- [WORK TO DO] Copy verbatim the lines below, from the line containing "component-value: 22u: [175, 346, 192, 372]" up to and including the line containing "solder-pad-D6: [154, 232, 177, 255]", and no others.

- [Bounding box annotations]
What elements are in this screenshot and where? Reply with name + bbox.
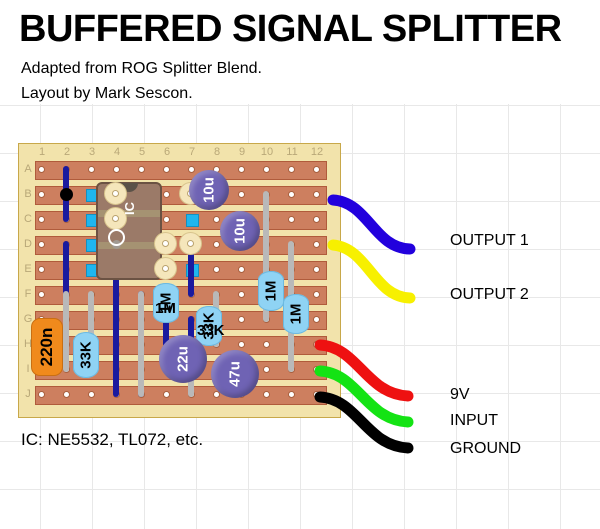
component-value: 22u: [175, 346, 192, 372]
component-r-33k-col3: 33K: [73, 332, 99, 378]
component-r-1m-col10: 1M: [258, 271, 284, 311]
subtitle-line-2: Layout by Mark Sescon.: [21, 85, 193, 103]
solder-pad-D6: [154, 232, 177, 255]
wire-label-power-9v: 9V: [450, 386, 470, 404]
component-label-1: 1M: [155, 300, 176, 317]
solder-pad-D7: [179, 232, 202, 255]
component-r-1m-col11: 1M: [283, 294, 309, 334]
component-c-10u-mid: 10u: [220, 211, 260, 251]
component-value: 1M: [288, 304, 305, 325]
component-label-2: 33K: [197, 322, 225, 339]
wire-label-output-1: OUTPUT 1: [450, 232, 529, 250]
component-c-47u: 47u: [211, 350, 259, 398]
ic-pin1-ring: [108, 229, 125, 246]
wire-label-input: INPUT: [450, 412, 498, 430]
ic-chip-label: IC: [122, 202, 137, 215]
component-c-220n: 220n: [31, 318, 63, 376]
component-value: 33K: [78, 341, 95, 369]
ic-note: IC: NE5532, TL072, etc.: [21, 430, 203, 450]
jumper-wire-6: [113, 266, 119, 397]
component-value: 47u: [227, 361, 244, 387]
component-value: 220n: [37, 328, 57, 367]
jumper-wire-2: [63, 241, 69, 297]
page-title: BUFFERED SIGNAL SPLITTER: [19, 8, 562, 51]
component-c-10u-top: 10u: [189, 170, 229, 210]
solder-pad-E6: [154, 257, 177, 280]
lead-c-22u: [138, 341, 144, 397]
lead-r-1m-col5: [138, 291, 144, 347]
wire-label-ground: GROUND: [450, 440, 521, 458]
component-value: 10u: [201, 177, 218, 203]
subtitle-line-1: Adapted from ROG Splitter Blend.: [21, 60, 262, 78]
lead-c-220n: [63, 291, 69, 372]
link-dot: [60, 188, 73, 201]
wire-label-output-2: OUTPUT 2: [450, 286, 529, 304]
component-c-22u: 22u: [159, 335, 207, 383]
component-value: 10u: [232, 218, 249, 244]
component-value: 1M: [263, 281, 280, 302]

- [RIGHT ANSWER]
component-value: 22u: [175, 346, 192, 372]
component-r-33k-col3: 33K: [73, 332, 99, 378]
component-r-1m-col10: 1M: [258, 271, 284, 311]
subtitle-line-2: Layout by Mark Sescon.: [21, 85, 193, 103]
solder-pad-D6: [154, 232, 177, 255]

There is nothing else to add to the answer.